Stored rows →
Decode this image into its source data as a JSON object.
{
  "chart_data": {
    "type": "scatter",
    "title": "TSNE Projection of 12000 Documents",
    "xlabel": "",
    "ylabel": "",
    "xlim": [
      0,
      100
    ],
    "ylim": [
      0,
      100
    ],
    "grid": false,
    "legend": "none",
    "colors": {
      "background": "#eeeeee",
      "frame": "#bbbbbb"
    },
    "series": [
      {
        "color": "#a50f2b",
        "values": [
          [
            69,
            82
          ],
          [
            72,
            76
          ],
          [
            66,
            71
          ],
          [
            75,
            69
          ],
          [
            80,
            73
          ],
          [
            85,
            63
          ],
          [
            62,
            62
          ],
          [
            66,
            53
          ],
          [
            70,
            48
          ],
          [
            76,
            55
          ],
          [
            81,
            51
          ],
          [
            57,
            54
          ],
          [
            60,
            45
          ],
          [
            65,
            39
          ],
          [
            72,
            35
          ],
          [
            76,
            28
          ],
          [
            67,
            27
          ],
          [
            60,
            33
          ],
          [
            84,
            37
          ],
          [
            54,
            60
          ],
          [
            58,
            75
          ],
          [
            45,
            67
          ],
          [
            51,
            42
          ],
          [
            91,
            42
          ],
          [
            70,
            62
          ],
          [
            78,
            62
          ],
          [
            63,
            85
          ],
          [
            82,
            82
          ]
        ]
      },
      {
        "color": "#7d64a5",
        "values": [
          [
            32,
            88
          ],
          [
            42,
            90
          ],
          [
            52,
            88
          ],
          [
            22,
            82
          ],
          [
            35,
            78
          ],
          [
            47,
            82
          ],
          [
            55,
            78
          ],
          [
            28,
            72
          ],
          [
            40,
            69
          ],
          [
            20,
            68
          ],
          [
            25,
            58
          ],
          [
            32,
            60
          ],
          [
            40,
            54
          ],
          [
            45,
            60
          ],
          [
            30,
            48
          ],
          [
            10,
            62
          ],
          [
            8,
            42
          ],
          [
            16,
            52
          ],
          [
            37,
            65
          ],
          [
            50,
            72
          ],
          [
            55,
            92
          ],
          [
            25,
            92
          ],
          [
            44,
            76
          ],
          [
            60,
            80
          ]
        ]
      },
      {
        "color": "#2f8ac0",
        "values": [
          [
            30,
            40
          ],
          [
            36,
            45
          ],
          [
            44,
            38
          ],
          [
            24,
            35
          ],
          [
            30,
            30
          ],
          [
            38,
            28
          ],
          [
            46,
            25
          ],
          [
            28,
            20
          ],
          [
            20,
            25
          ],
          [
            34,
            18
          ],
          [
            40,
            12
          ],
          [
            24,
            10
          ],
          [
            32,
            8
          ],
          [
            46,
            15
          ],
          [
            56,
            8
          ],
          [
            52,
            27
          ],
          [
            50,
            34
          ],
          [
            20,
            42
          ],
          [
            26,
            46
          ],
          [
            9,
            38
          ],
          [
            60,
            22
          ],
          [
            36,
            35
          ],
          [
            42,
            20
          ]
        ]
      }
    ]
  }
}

Goal → Your task is to repeat every entry exactly.

Result →
Decode this image into its source data as a JSON object.
{
  "chart_data": {
    "type": "scatter",
    "title": "TSNE Projection of 12000 Documents",
    "xlabel": "",
    "ylabel": "",
    "xlim": [
      0,
      100
    ],
    "ylim": [
      0,
      100
    ],
    "grid": false,
    "legend": "none",
    "colors": {
      "background": "#eeeeee",
      "frame": "#bbbbbb"
    },
    "series": [
      {
        "color": "#a50f2b",
        "values": [
          [
            69,
            82
          ],
          [
            72,
            76
          ],
          [
            66,
            71
          ],
          [
            75,
            69
          ],
          [
            80,
            73
          ],
          [
            85,
            63
          ],
          [
            62,
            62
          ],
          [
            66,
            53
          ],
          [
            70,
            48
          ],
          [
            76,
            55
          ],
          [
            81,
            51
          ],
          [
            57,
            54
          ],
          [
            60,
            45
          ],
          [
            65,
            39
          ],
          [
            72,
            35
          ],
          [
            76,
            28
          ],
          [
            67,
            27
          ],
          [
            60,
            33
          ],
          [
            84,
            37
          ],
          [
            54,
            60
          ],
          [
            58,
            75
          ],
          [
            45,
            67
          ],
          [
            51,
            42
          ],
          [
            91,
            42
          ],
          [
            70,
            62
          ],
          [
            78,
            62
          ],
          [
            63,
            85
          ],
          [
            82,
            82
          ]
        ]
      },
      {
        "color": "#7d64a5",
        "values": [
          [
            32,
            88
          ],
          [
            42,
            90
          ],
          [
            52,
            88
          ],
          [
            22,
            82
          ],
          [
            35,
            78
          ],
          [
            47,
            82
          ],
          [
            55,
            78
          ],
          [
            28,
            72
          ],
          [
            40,
            69
          ],
          [
            20,
            68
          ],
          [
            25,
            58
          ],
          [
            32,
            60
          ],
          [
            40,
            54
          ],
          [
            45,
            60
          ],
          [
            30,
            48
          ],
          [
            10,
            62
          ],
          [
            8,
            42
          ],
          [
            16,
            52
          ],
          [
            37,
            65
          ],
          [
            50,
            72
          ],
          [
            55,
            92
          ],
          [
            25,
            92
          ],
          [
            44,
            76
          ],
          [
            60,
            80
          ]
        ]
      },
      {
        "color": "#2f8ac0",
        "values": [
          [
            30,
            40
          ],
          [
            36,
            45
          ],
          [
            44,
            38
          ],
          [
            24,
            35
          ],
          [
            30,
            30
          ],
          [
            38,
            28
          ],
          [
            46,
            25
          ],
          [
            28,
            20
          ],
          [
            20,
            25
          ],
          [
            34,
            18
          ],
          [
            40,
            12
          ],
          [
            24,
            10
          ],
          [
            32,
            8
          ],
          [
            46,
            15
          ],
          [
            56,
            8
          ],
          [
            52,
            27
          ],
          [
            50,
            34
          ],
          [
            20,
            42
          ],
          [
            26,
            46
          ],
          [
            9,
            38
          ],
          [
            60,
            22
          ],
          [
            36,
            35
          ],
          [
            42,
            20
          ]
        ]
      }
    ]
  }
}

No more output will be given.